## [WORK REQUIRED]
Transcribe the records that follow. Keep every word exactly, and drop the pictures.

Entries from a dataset
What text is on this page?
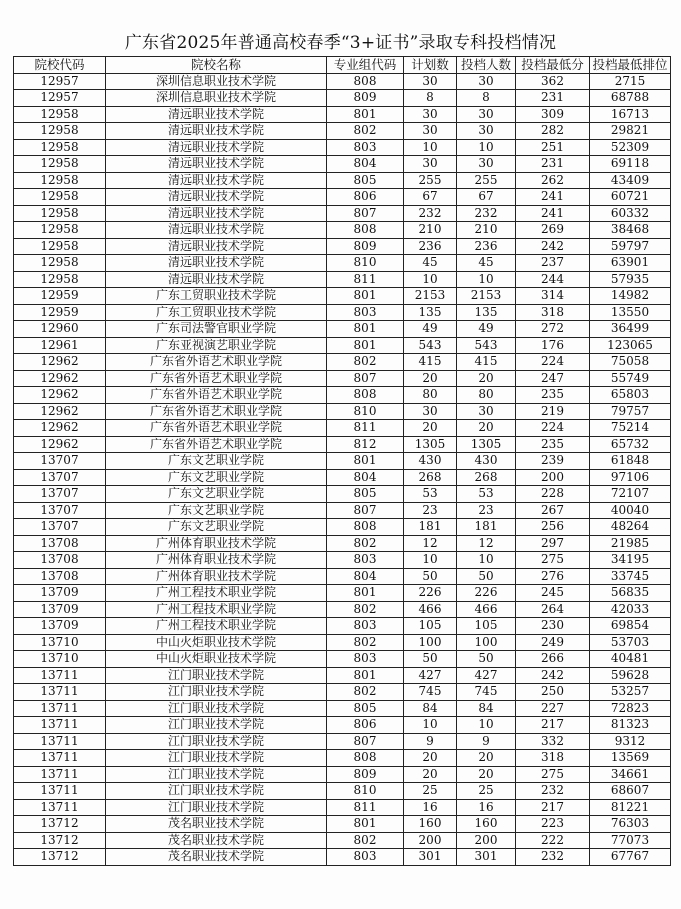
广东省2025年普通高校春季“3+证书”录取专科投档情况
院校代码	院校名称	专业组代码	计划数	投档人数	投档最低分	投档最低排位
12957	深圳信息职业技术学院	808	30	30	362	2715
12957	深圳信息职业技术学院	809	8	8	231	68788
12958	清远职业技术学院	801	30	30	309	16713
12958	清远职业技术学院	802	30	30	282	29821
12958	清远职业技术学院	803	10	10	251	52309
12958	清远职业技术学院	804	30	30	231	69118
12958	清远职业技术学院	805	255	255	262	43409
12958	清远职业技术学院	806	67	67	241	60721
12958	清远职业技术学院	807	232	232	241	60332
12958	清远职业技术学院	808	210	210	269	38468
12958	清远职业技术学院	809	236	236	242	59797
12958	清远职业技术学院	810	45	45	237	63901
12958	清远职业技术学院	811	10	10	244	57935
12959	广东工贸职业技术学院	801	2153	2153	314	14982
12959	广东工贸职业技术学院	803	135	135	318	13550
12960	广东司法警官职业学院	801	49	49	272	36499
12961	广东亚视演艺职业学院	801	543	543	176	123065
12962	广东省外语艺术职业学院	802	415	415	224	75058
12962	广东省外语艺术职业学院	807	20	20	247	55749
12962	广东省外语艺术职业学院	808	80	80	235	65803
12962	广东省外语艺术职业学院	810	30	30	219	79757
12962	广东省外语艺术职业学院	811	20	20	224	75214
12962	广东省外语艺术职业学院	812	1305	1305	235	65732
13707	广东文艺职业学院	801	430	430	239	61848
13707	广东文艺职业学院	804	268	268	200	97106
13707	广东文艺职业学院	805	53	53	228	72107
13707	广东文艺职业学院	807	23	23	267	40040
13707	广东文艺职业学院	808	181	181	256	48264
13708	广州体育职业技术学院	802	12	12	297	21985
13708	广州体育职业技术学院	803	10	10	275	34195
13708	广州体育职业技术学院	804	50	50	276	33745
13709	广州工程技术职业学院	801	226	226	245	56835
13709	广州工程技术职业学院	802	466	466	264	42033
13709	广州工程技术职业学院	803	105	105	230	69854
13710	中山火炬职业技术学院	802	100	100	249	53703
13710	中山火炬职业技术学院	803	50	50	266	40481
13711	江门职业技术学院	801	427	427	242	59628
13711	江门职业技术学院	802	745	745	250	53257
13711	江门职业技术学院	805	84	84	227	72823
13711	江门职业技术学院	806	10	10	217	81323
13711	江门职业技术学院	807	9	9	332	9312
13711	江门职业技术学院	808	20	20	318	13569
13711	江门职业技术学院	809	20	20	275	34661
13711	江门职业技术学院	810	25	25	232	68607
13711	江门职业技术学院	811	16	16	217	81221
13712	茂名职业技术学院	801	160	160	223	76303
13712	茂名职业技术学院	802	200	200	222	77073
13712	茂名职业技术学院	803	301	301	232	67767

## [FULL SOLUTION]
What text is on this page?
广东省2025年普通高校春季“3+证书”录取专科投档情况
院校代码	院校名称	专业组代码	计划数	投档人数	投档最低分	投档最低排位
12957	深圳信息职业技术学院	808	30	30	362	2715
12957	深圳信息职业技术学院	809	8	8	231	68788
12958	清远职业技术学院	801	30	30	309	16713
12958	清远职业技术学院	802	30	30	282	29821
12958	清远职业技术学院	803	10	10	251	52309
12958	清远职业技术学院	804	30	30	231	69118
12958	清远职业技术学院	805	255	255	262	43409
12958	清远职业技术学院	806	67	67	241	60721
12958	清远职业技术学院	807	232	232	241	60332
12958	清远职业技术学院	808	210	210	269	38468
12958	清远职业技术学院	809	236	236	242	59797
12958	清远职业技术学院	810	45	45	237	63901
12958	清远职业技术学院	811	10	10	244	57935
12959	广东工贸职业技术学院	801	2153	2153	314	14982
12959	广东工贸职业技术学院	803	135	135	318	13550
12960	广东司法警官职业学院	801	49	49	272	36499
12961	广东亚视演艺职业学院	801	543	543	176	123065
12962	广东省外语艺术职业学院	802	415	415	224	75058
12962	广东省外语艺术职业学院	807	20	20	247	55749
12962	广东省外语艺术职业学院	808	80	80	235	65803
12962	广东省外语艺术职业学院	810	30	30	219	79757
12962	广东省外语艺术职业学院	811	20	20	224	75214
12962	广东省外语艺术职业学院	812	1305	1305	235	65732
13707	广东文艺职业学院	801	430	430	239	61848
13707	广东文艺职业学院	804	268	268	200	97106
13707	广东文艺职业学院	805	53	53	228	72107
13707	广东文艺职业学院	807	23	23	267	40040
13707	广东文艺职业学院	808	181	181	256	48264
13708	广州体育职业技术学院	802	12	12	297	21985
13708	广州体育职业技术学院	803	10	10	275	34195
13708	广州体育职业技术学院	804	50	50	276	33745
13709	广州工程技术职业学院	801	226	226	245	56835
13709	广州工程技术职业学院	802	466	466	264	42033
13709	广州工程技术职业学院	803	105	105	230	69854
13710	中山火炬职业技术学院	802	100	100	249	53703
13710	中山火炬职业技术学院	803	50	50	266	40481
13711	江门职业技术学院	801	427	427	242	59628
13711	江门职业技术学院	802	745	745	250	53257
13711	江门职业技术学院	805	84	84	227	72823
13711	江门职业技术学院	806	10	10	217	81323
13711	江门职业技术学院	807	9	9	332	9312
13711	江门职业技术学院	808	20	20	318	13569
13711	江门职业技术学院	809	20	20	275	34661
13711	江门职业技术学院	810	25	25	232	68607
13711	江门职业技术学院	811	16	16	217	81221
13712	茂名职业技术学院	801	160	160	223	76303
13712	茂名职业技术学院	802	200	200	222	77073
13712	茂名职业技术学院	803	301	301	232	67767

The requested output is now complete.